### [Stated task]
Please update these entries by swapping every "magnetic tape" for "data tape" and leaving everything else unchanged. Omit the pictures from your answer.

|---|

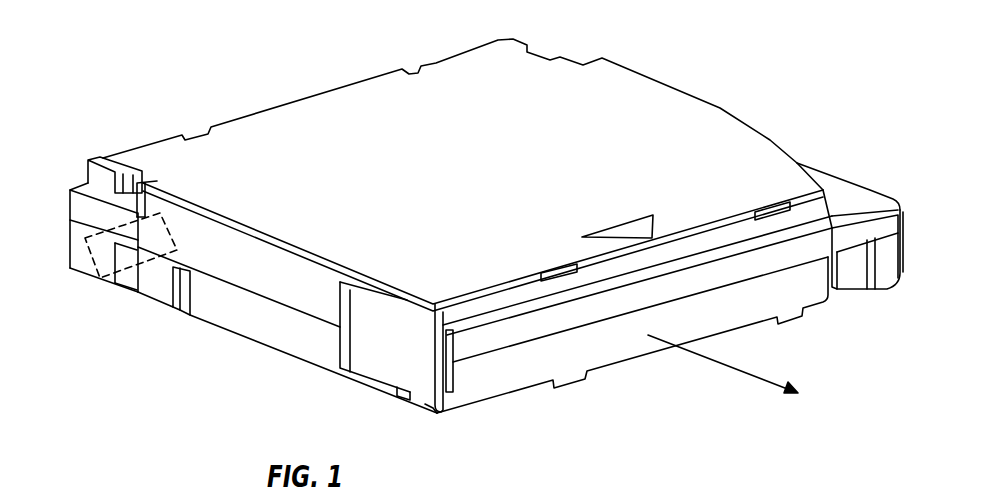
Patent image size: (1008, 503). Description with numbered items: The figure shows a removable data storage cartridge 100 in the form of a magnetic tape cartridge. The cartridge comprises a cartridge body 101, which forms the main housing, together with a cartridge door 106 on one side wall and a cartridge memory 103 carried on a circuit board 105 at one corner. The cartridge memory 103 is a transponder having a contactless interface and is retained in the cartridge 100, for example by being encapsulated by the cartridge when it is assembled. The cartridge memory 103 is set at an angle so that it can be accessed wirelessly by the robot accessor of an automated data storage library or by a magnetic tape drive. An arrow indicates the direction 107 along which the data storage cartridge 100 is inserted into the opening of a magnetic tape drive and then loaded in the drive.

The removable data storage cartridge 100 is at (808, 85).
The cartridge body 101 is at (365, 78).
The cartridge memory 103 is at (122, 176).
The circuit board 105 is at (100, 253).
The cartridge door 106 is at (393, 343).
The direction 107 is at (748, 362).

|---|

### [Task answer]
Patent image size: (1008, 503). Description with numbered items: The figure shows a removable data storage cartridge 100 in the form of a data tape cartridge. The cartridge comprises a cartridge body 101, which forms the main housing, together with a cartridge door 106 on one side wall and a cartridge memory 103 carried on a circuit board 105 at one corner. The cartridge memory 103 is a transponder having a contactless interface and is retained in the cartridge 100, for example by being encapsulated by the cartridge when it is assembled. The cartridge memory 103 is set at an angle so that it can be accessed wirelessly by the robot accessor of an automated data storage library or by a data tape drive. An arrow indicates the direction 107 along which the data storage cartridge 100 is inserted into the opening of a data tape drive and then loaded in the drive.

The removable data storage cartridge 100 is at (808, 85).
The cartridge body 101 is at (365, 78).
The cartridge memory 103 is at (122, 176).
The circuit board 105 is at (100, 253).
The cartridge door 106 is at (393, 343).
The direction 107 is at (748, 362).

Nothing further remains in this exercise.